Exercise prompt => Find the string "Butter" in the data, then copy every line where it is found.

# # # #

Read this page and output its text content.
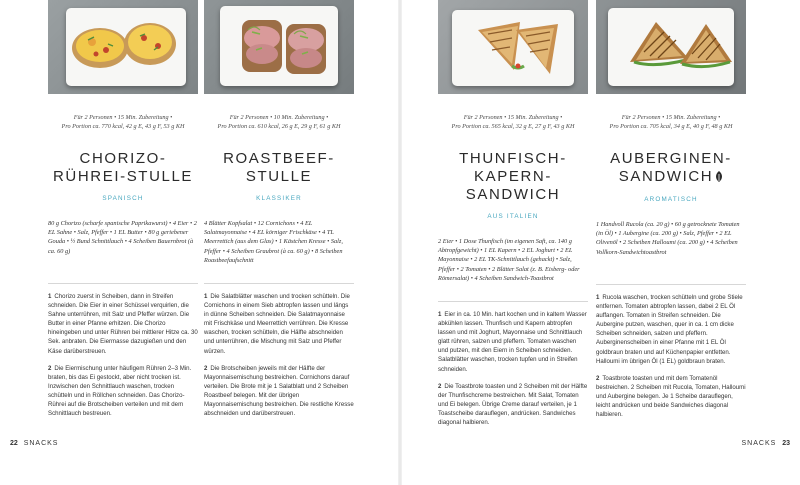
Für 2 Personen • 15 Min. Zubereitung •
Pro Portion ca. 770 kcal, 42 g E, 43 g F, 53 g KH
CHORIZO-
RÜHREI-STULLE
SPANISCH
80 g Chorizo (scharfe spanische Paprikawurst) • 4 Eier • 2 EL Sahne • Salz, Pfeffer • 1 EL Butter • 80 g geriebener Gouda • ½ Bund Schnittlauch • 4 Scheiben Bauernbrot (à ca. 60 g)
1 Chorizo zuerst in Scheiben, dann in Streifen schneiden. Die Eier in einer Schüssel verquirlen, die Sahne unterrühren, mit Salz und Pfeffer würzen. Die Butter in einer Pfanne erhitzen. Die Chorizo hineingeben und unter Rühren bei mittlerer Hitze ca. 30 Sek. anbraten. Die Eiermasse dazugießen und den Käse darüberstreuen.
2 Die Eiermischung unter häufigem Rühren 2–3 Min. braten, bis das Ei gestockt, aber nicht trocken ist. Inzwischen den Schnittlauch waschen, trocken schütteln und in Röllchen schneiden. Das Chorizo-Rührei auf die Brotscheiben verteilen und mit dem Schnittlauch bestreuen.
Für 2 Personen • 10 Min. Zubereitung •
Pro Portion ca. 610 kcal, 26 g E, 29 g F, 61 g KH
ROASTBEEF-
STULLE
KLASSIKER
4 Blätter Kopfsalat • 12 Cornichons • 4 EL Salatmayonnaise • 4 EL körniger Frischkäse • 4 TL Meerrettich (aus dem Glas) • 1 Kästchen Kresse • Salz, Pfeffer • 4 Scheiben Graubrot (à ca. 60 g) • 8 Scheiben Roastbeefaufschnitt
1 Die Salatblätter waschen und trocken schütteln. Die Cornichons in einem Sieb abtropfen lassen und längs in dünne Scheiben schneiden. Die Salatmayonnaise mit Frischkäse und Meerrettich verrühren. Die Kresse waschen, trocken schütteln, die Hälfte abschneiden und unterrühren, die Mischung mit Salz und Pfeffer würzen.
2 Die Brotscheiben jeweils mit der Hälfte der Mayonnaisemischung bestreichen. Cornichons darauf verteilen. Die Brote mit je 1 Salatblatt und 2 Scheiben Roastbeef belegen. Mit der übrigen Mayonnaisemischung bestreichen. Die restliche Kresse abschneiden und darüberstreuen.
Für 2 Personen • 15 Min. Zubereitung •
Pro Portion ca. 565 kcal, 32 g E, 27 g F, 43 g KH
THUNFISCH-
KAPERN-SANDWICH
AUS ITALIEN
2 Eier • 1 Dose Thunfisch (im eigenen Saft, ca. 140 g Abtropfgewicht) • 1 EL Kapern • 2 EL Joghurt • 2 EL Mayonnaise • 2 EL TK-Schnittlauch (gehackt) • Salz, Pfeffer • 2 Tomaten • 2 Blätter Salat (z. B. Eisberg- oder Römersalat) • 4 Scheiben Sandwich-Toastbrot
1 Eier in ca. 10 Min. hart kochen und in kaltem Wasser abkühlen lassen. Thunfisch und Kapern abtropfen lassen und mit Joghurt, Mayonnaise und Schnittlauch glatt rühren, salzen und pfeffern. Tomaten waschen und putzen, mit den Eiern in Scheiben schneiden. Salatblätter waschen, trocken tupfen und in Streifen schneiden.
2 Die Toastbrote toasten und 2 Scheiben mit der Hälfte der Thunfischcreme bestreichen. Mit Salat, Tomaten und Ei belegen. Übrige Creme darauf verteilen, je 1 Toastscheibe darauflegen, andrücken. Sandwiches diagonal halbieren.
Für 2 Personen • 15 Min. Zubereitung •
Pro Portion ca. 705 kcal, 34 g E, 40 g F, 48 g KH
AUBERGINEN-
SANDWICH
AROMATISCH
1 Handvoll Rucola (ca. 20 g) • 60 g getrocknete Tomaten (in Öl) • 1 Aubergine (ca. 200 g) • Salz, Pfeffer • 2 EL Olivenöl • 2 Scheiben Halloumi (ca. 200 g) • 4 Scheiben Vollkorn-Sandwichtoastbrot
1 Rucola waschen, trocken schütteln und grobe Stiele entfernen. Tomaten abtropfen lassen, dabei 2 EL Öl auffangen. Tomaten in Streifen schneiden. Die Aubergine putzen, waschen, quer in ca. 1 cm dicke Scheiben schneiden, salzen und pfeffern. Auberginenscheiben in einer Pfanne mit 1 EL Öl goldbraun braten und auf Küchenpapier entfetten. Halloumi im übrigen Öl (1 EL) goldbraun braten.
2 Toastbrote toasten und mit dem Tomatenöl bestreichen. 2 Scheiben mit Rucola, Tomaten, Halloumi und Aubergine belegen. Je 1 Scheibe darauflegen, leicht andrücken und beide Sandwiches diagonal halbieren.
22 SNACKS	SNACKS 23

# # # #

Exercise solution =>
80 g Chorizo (scharfe spanische Paprikawurst) • 4 Eier • 2 EL Sahne • Salz, Pfeffer • 1 EL Butter • 80 g geriebener Gouda • ½ Bund Schnittlauch • 4 Scheiben Bauernbrot (à ca. 60 g)
1 Chorizo zuerst in Scheiben, dann in Streifen schneiden. Die Eier in einer Schüssel verquirlen, die Sahne unterrühren, mit Salz und Pfeffer würzen. Die Butter in einer Pfanne erhitzen. Die Chorizo hineingeben und unter Rühren bei mittlerer Hitze ca. 30 Sek. anbraten. Die Eiermasse dazugießen und den Käse darüberstreuen.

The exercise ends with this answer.